Texte fourni:
____________
Développeur : Mike Singleton
Éditeur : Beyond Software
Testé sur : ZX Spectrum – Amstrad CPC – Commodore 64
Disponible sur : Android, Blackberry, iPad, iPhone, Macintosh, Windows, ZX Spectrum Next
Téléchargeable gratuitement sur : Gog.com (Windows), Google Play (Android)
Le site officiel du jeu : The Lords of Midnight
La série Lords of Midnight (jusqu’à 2000) :
- The Lords of Midnight (1984)
- Doomdark’s Revenge (1984)
- Mike Singleton’s Lords of Midnight (1995)
Version ZX Spectrum
Date de sortie : Mai 1984 |
Nombre de joueurs : 1 |
Langue : Anglais |
Support : Cassette |
Contrôleur : Clavier |
Version testée : Version cassette testée sur ZX Spectrum 48k |
Configuration minimale : RAM : 48ko |
On a beau être un joueur informatique depuis près de trente-cinq ans, s’être essayé à des milliers de titres et jouir d’une certaine forme de curiosité (et par extension de culture) vidéoludique, on découvre malgré tout encore des choses. Comme toutes les passions, l’univers vidéoludique porte en lui cette force d’être fondamentalement inépuisable, ne fut-ce que par l’étendue considérable de machines et de titres qui le composent. Inutile de le nier : on a tous des lacunes, des systèmes qu’on maîtrise moins que d’autres, et la plupart des ordinateurs 8 bits entrent à n’en pas douter dans cette catégorie en ce qui me concerne ; avant de lancer ce site, je n’avais pour ainsi dire jamais eu l’occasion de poser les doigts sur un Commodore 64 ou un ZX Spectrum, même si j’avais déjà vu tourner leurs jeux.
L’avantage de l’inconnu, c’est qu’il peut nous surprendre, et nous permettre d’exhumer occasionnellement des bijoux à la Project Firestart qui méritent objectivement d’être remis en lumière au XXIe siècle. Alors quand deux vieux briscards comme Laurent Cluzel et Olivier Scamps m’ont tous les deux cité, parmi la liste des jeux qui les avaient marqués, un titre sur ZX Spectrum dont je n’avais jamais entendu parler, vous comprendrez que ma curiosité ait été piquée. Il était temps d’aller découvrir ce fameux The Lords of Midnight programmé par un certain Mike Singleton et qui aura tellement marqué les esprits à sa sortie, le bougre, qu’il a encore un site internet à son nom, des versions distribuées gratuitement sur les système modernes, et même des gens qui rêvent encore de lui offrir une suite. L’occasion de se pencher sur l’histoire de Luxor, Morkin, Corleth et Rorthron et sur le destin du monde de Midnight…
Le scénario détaillé sur pas moins d’une quinzaine de pages dans le manuel du jeu vous évoquera en grand détails l’éveil de l’être maléfique appelé Doomdark au sein de sa citadelle d’Ushgarak, dans les royaumes du nord, et la quête de quatre héros pour chercher à le vaincre, que ce soit en lui faisant face militairement ou en parvenant à détruire la couronne de glace, siège de tous ses pouvoirs. Pour ceux qui souhaiteraient connaître l’essentiel des tenants et des aboutissants, autant le dire d’emblée : vous connaissez probablement toute l’histoire du jeu dès l’instant où vous êtes familier avec celle du Seigneur des Anneaux ; remplacez Sauron par Doomsdark, Aragorn par un prince nommé Luxor Moonlight, Frodon par Morkin, fils de Luxor, l’anneau unique par la couronne de glace et la montagne du destin par… la tour du destin et vous devriez immédiatement vous sentir en terrain connu.
____________
Extrait de données:
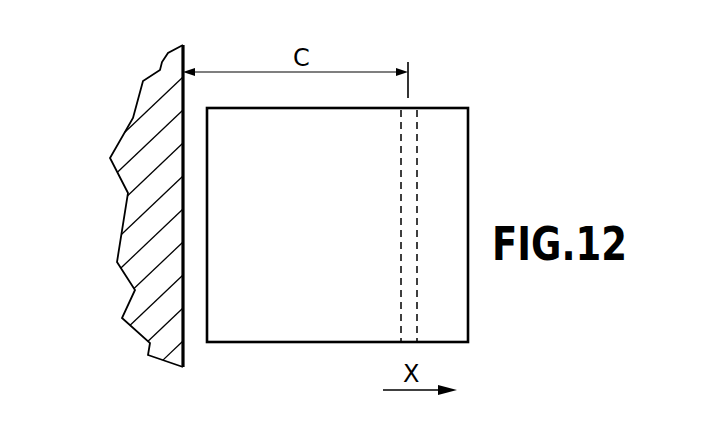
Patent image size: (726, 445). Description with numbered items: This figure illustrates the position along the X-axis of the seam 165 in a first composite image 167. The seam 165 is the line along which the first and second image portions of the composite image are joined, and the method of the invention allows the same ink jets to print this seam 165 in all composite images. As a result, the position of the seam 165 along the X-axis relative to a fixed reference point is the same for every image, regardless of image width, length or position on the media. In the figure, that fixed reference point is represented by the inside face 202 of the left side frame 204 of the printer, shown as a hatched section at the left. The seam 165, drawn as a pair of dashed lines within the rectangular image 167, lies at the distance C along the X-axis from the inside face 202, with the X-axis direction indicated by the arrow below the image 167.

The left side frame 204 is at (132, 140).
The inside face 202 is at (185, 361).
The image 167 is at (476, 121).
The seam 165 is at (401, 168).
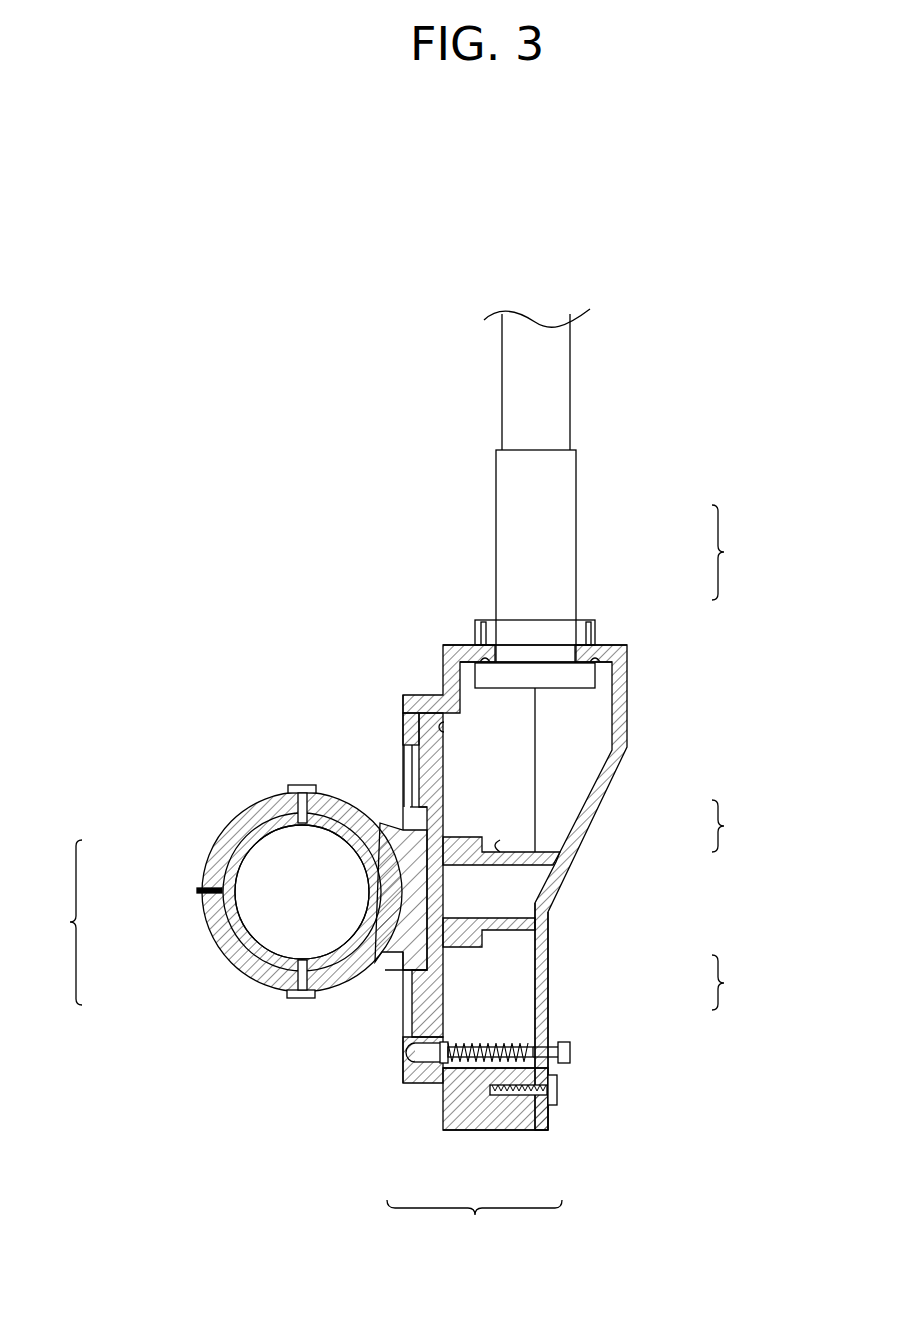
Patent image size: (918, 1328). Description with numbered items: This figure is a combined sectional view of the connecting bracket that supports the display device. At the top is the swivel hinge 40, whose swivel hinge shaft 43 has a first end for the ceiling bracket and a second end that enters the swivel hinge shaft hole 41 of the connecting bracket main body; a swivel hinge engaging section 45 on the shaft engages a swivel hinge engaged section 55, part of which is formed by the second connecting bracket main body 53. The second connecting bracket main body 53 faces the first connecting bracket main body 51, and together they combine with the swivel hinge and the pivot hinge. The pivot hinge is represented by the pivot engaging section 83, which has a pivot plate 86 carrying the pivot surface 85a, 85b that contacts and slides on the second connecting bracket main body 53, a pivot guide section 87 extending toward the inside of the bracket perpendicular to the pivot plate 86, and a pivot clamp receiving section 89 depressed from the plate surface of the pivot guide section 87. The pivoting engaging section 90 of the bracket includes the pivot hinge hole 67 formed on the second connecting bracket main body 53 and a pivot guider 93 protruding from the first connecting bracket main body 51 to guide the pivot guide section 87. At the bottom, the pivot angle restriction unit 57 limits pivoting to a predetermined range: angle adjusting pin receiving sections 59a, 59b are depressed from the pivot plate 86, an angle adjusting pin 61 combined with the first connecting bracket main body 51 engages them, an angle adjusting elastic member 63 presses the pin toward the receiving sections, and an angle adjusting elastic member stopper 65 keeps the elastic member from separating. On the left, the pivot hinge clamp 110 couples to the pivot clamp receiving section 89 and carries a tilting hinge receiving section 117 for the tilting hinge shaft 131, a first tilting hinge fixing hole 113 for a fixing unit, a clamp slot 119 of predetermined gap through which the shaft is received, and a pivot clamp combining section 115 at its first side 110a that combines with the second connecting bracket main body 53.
____________
Série d'exercices:
A - Recopiez mot pour mot les enregistrements depuis leur début jusqu'à la ligne contenant « The seam 165 is at (401, 168). », celle-ci comprise, sans reproduire les images.
B - Prolongez le texte consacré au jeu The Lords of Midnight au-delà de sa dernière phrase.
Le texte et les enregistrements n'ont aucun lien entre eux.

Réponses fournies:
A -
Patent image size: (726, 445). Description with numbered items: This figure illustrates the position along the X-axis of the seam 165 in a first composite image 167. The seam 165 is the line along which the first and second image portions of the composite image are joined, and the method of the invention allows the same ink jets to print this seam 165 in all composite images. As a result, the position of the seam 165 along the X-axis relative to a fixed reference point is the same for every image, regardless of image width, length or position on the media. In the figure, that fixed reference point is represented by the inside face 202 of the left side frame 204 of the printer, shown as a hatched section at the left. The seam 165, drawn as a pair of dashed lines within the rectangular image 167, lies at the distance C along the X-axis from the inside face 202, with the X-axis direction indicated by the arrow below the image 167.

The left side frame 204 is at (132, 140).
The inside face 202 is at (185, 361).
The image 167 is at (476, 121).
The seam 165 is at (401, 168).

B -
Histoire de compléter le tableau, remplacez les elfes par des « fey » et Gandalf le Gris par un sage appelé Rorthron visiblement assez puissant pour faire face à des dragons, et vous comprendrez pourquoi les joueurs de cette lointaine époque (1984 !) où la fantasy était encore considérée comme un genre de niche réservé à une poignée d’excentriques boutonneux pouvaient être aux anges. Ceci dit, Tolkien était déjà une source particulièrement en vogue dans tous les jeux de rôle de la période (bien que son œuvre majeure, elle, n’ait alors pas encore été adaptée en jeu, contrairement au roman Bilbo le Hobbit), on se doute que ce n’est donc pas là que réside la principale trouvaille de The Lords of Midnight. De fait, l’une des premières incongruité du titre est…de ne pas être un jeu de rôle – du moins pas au sens classique du terme, à savoir avec des statistiques et des points d’expérience dans tous les sens. Et ce qu’il sera exactement dépendra en fait en grande partie de la façon dont vous déciderez d’y jouer…
Comme le scénario détaillé plus haut vous l’aura déjà fait comprendre, il existe deux moyens de triompher du jeu – et cela est clairement établi dans le manuel. La première, souvent vue comme la plus riche et la plus complexe, sera de parvenir à recruter des seigneurs de guerre à l’aide de vos héros, d’aller de citadelle en forteresse pour y lever des troupes, et de faire face aux armées de Doomdark venues du nord avant qu’elles ne mettent le royaume à feu et à sang (ou même après, l’important étant surtout de parvenir à les vaincre).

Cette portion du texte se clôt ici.